== Extracted entries ==

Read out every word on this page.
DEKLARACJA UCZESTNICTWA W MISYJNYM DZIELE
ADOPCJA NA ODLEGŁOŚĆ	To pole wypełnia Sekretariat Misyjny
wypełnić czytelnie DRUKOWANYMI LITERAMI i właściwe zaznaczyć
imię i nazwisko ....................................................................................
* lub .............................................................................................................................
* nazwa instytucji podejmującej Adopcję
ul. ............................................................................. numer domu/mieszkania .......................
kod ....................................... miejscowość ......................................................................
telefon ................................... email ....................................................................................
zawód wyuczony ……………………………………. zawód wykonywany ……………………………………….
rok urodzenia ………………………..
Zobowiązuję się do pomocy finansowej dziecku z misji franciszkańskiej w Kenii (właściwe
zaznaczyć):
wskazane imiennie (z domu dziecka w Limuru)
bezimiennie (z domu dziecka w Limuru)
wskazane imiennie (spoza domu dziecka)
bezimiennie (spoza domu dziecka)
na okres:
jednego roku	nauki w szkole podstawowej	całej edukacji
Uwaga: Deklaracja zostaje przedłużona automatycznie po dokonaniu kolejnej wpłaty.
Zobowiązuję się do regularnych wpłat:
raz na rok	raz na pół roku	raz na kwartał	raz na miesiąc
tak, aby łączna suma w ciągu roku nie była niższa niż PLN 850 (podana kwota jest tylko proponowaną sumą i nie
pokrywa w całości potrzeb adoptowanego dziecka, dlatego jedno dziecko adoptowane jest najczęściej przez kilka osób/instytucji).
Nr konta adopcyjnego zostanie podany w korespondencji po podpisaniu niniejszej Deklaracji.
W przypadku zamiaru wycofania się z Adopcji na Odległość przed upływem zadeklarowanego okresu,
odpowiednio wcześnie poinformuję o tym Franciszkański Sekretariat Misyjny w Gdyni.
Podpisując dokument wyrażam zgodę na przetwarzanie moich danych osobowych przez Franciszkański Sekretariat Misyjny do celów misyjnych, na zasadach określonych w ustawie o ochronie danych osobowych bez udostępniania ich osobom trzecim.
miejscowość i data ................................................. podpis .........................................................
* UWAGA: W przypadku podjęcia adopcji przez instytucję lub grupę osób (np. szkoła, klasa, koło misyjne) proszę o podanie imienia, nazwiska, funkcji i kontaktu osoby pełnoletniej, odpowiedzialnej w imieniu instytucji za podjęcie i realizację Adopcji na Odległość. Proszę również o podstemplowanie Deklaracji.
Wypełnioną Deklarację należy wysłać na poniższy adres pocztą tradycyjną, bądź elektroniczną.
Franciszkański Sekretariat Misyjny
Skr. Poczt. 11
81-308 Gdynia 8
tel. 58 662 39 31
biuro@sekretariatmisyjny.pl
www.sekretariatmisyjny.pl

== Task brief ==
Scan the material above. Copy each line that holds the word "Limuru".

== Expected answer ==
wskazane imiennie (z domu dziecka w Limuru)
bezimiennie (z domu dziecka w Limuru)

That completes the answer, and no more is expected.